◆ What is needed: Provide an exact copy of the data, excluding the images.
* * *
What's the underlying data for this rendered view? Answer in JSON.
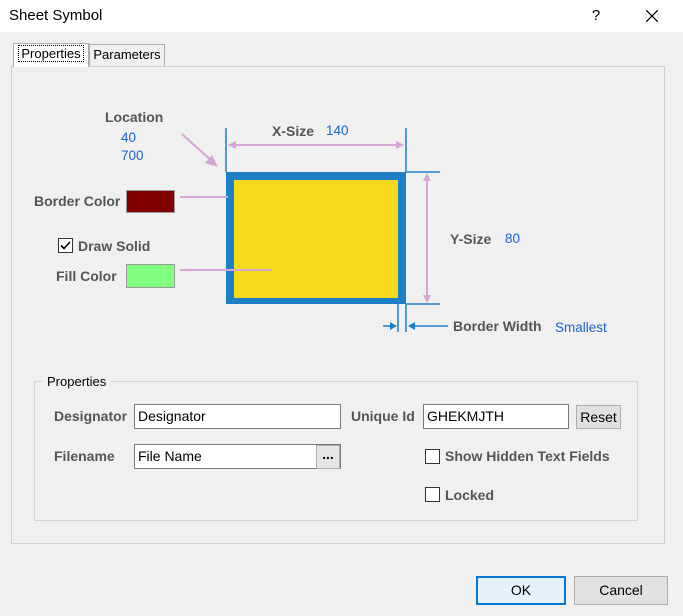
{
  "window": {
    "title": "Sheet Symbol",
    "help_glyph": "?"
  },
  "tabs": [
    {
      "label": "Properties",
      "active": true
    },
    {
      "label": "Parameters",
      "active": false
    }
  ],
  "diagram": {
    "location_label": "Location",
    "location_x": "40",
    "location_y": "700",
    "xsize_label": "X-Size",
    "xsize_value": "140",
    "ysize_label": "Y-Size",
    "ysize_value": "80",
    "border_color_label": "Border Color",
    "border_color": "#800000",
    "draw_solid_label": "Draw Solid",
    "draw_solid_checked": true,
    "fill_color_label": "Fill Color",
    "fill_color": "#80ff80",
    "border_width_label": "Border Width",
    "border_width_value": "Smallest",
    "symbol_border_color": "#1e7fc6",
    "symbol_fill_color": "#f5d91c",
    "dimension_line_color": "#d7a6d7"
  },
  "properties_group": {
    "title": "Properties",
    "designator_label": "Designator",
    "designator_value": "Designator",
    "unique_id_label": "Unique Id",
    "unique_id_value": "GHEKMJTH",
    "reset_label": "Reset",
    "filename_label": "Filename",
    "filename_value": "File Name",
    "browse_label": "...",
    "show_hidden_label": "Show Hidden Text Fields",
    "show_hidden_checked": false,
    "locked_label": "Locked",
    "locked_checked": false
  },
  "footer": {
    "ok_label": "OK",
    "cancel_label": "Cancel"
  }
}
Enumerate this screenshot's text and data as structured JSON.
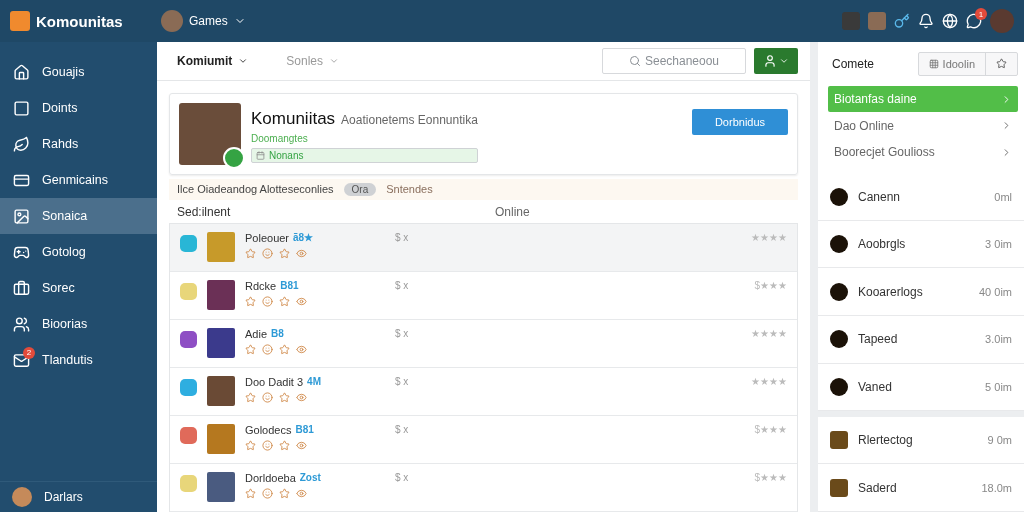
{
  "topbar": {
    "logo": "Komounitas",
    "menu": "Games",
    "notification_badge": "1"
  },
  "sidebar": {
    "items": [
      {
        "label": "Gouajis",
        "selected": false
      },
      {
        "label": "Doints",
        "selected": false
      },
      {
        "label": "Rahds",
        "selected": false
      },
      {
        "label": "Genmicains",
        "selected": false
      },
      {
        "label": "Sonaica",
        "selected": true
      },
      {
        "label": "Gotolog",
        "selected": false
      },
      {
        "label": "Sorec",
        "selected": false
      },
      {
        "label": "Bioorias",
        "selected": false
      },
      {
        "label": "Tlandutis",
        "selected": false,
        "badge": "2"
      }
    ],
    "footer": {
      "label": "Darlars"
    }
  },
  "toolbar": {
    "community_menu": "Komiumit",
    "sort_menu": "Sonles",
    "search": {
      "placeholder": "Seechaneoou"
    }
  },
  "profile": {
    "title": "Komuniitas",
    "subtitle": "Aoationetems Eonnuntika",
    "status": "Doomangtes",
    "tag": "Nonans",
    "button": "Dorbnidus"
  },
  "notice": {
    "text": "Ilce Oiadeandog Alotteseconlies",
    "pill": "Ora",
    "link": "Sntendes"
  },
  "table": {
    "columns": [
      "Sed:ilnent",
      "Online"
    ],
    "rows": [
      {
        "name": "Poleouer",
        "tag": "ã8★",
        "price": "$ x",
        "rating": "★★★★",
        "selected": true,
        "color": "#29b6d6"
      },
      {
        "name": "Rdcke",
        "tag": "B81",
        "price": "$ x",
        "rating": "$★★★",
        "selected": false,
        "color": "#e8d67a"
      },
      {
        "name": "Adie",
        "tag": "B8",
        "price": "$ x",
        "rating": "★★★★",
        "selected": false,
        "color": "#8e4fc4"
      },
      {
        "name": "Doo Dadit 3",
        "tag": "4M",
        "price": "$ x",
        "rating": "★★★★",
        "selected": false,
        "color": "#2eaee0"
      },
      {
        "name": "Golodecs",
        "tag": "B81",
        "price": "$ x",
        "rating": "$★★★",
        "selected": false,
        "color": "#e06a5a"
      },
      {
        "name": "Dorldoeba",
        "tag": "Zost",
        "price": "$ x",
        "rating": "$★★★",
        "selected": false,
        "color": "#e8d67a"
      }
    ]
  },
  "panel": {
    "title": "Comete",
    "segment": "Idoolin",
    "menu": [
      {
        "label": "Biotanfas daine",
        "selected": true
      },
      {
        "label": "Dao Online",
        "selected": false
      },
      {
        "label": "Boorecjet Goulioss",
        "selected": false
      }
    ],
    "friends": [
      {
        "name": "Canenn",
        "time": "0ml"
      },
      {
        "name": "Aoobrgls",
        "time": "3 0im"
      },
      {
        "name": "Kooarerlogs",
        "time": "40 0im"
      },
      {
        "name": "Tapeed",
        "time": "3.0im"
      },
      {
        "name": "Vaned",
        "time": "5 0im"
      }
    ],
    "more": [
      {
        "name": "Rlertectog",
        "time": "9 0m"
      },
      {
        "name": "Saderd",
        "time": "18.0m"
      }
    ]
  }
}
* * *
◆ Reply:
What's the underlying data for this rendered view? Answer in JSON.
{
  "window": {
    "title": "Sheet Symbol",
    "help_glyph": "?"
  },
  "tabs": [
    {
      "label": "Properties",
      "active": true
    },
    {
      "label": "Parameters",
      "active": false
    }
  ],
  "diagram": {
    "location_label": "Location",
    "location_x": "40",
    "location_y": "700",
    "xsize_label": "X-Size",
    "xsize_value": "140",
    "ysize_label": "Y-Size",
    "ysize_value": "80",
    "border_color_label": "Border Color",
    "border_color": "#800000",
    "draw_solid_label": "Draw Solid",
    "draw_solid_checked": true,
    "fill_color_label": "Fill Color",
    "fill_color": "#80ff80",
    "border_width_label": "Border Width",
    "border_width_value": "Smallest",
    "symbol_border_color": "#1e7fc6",
    "symbol_fill_color": "#f5d91c",
    "dimension_line_color": "#d7a6d7"
  },
  "properties_group": {
    "title": "Properties",
    "designator_label": "Designator",
    "designator_value": "Designator",
    "unique_id_label": "Unique Id",
    "unique_id_value": "GHEKMJTH",
    "reset_label": "Reset",
    "filename_label": "Filename",
    "filename_value": "File Name",
    "browse_label": "...",
    "show_hidden_label": "Show Hidden Text Fields",
    "show_hidden_checked": false,
    "locked_label": "Locked",
    "locked_checked": false
  },
  "footer": {
    "ok_label": "OK",
    "cancel_label": "Cancel"
  }
}
Enumerate this screenshot's text and data as structured JSON.
{
  "topbar": {
    "logo": "Komounitas",
    "menu": "Games",
    "notification_badge": "1"
  },
  "sidebar": {
    "items": [
      {
        "label": "Gouajis",
        "selected": false
      },
      {
        "label": "Doints",
        "selected": false
      },
      {
        "label": "Rahds",
        "selected": false
      },
      {
        "label": "Genmicains",
        "selected": false
      },
      {
        "label": "Sonaica",
        "selected": true
      },
      {
        "label": "Gotolog",
        "selected": false
      },
      {
        "label": "Sorec",
        "selected": false
      },
      {
        "label": "Bioorias",
        "selected": false
      },
      {
        "label": "Tlandutis",
        "selected": false,
        "badge": "2"
      }
    ],
    "footer": {
      "label": "Darlars"
    }
  },
  "toolbar": {
    "community_menu": "Komiumit",
    "sort_menu": "Sonles",
    "search": {
      "placeholder": "Seechaneoou"
    }
  },
  "profile": {
    "title": "Komuniitas",
    "subtitle": "Aoationetems Eonnuntika",
    "status": "Doomangtes",
    "tag": "Nonans",
    "button": "Dorbnidus"
  },
  "notice": {
    "text": "Ilce Oiadeandog Alotteseconlies",
    "pill": "Ora",
    "link": "Sntendes"
  },
  "table": {
    "columns": [
      "Sed:ilnent",
      "Online"
    ],
    "rows": [
      {
        "name": "Poleouer",
        "tag": "ã8★",
        "price": "$ x",
        "rating": "★★★★",
        "selected": true,
        "color": "#29b6d6"
      },
      {
        "name": "Rdcke",
        "tag": "B81",
        "price": "$ x",
        "rating": "$★★★",
        "selected": false,
        "color": "#e8d67a"
      },
      {
        "name": "Adie",
        "tag": "B8",
        "price": "$ x",
        "rating": "★★★★",
        "selected": false,
        "color": "#8e4fc4"
      },
      {
        "name": "Doo Dadit 3",
        "tag": "4M",
        "price": "$ x",
        "rating": "★★★★",
        "selected": false,
        "color": "#2eaee0"
      },
      {
        "name": "Golodecs",
        "tag": "B81",
        "price": "$ x",
        "rating": "$★★★",
        "selected": false,
        "color": "#e06a5a"
      },
      {
        "name": "Dorldoeba",
        "tag": "Zost",
        "price": "$ x",
        "rating": "$★★★",
        "selected": false,
        "color": "#e8d67a"
      }
    ]
  },
  "panel": {
    "title": "Comete",
    "segment": "Idoolin",
    "menu": [
      {
        "label": "Biotanfas daine",
        "selected": true
      },
      {
        "label": "Dao Online",
        "selected": false
      },
      {
        "label": "Boorecjet Goulioss",
        "selected": false
      }
    ],
    "friends": [
      {
        "name": "Canenn",
        "time": "0ml"
      },
      {
        "name": "Aoobrgls",
        "time": "3 0im"
      },
      {
        "name": "Kooarerlogs",
        "time": "40 0im"
      },
      {
        "name": "Tapeed",
        "time": "3.0im"
      },
      {
        "name": "Vaned",
        "time": "5 0im"
      }
    ],
    "more": [
      {
        "name": "Rlertectog",
        "time": "9 0m"
      },
      {
        "name": "Saderd",
        "time": "18.0m"
      }
    ]
  }
}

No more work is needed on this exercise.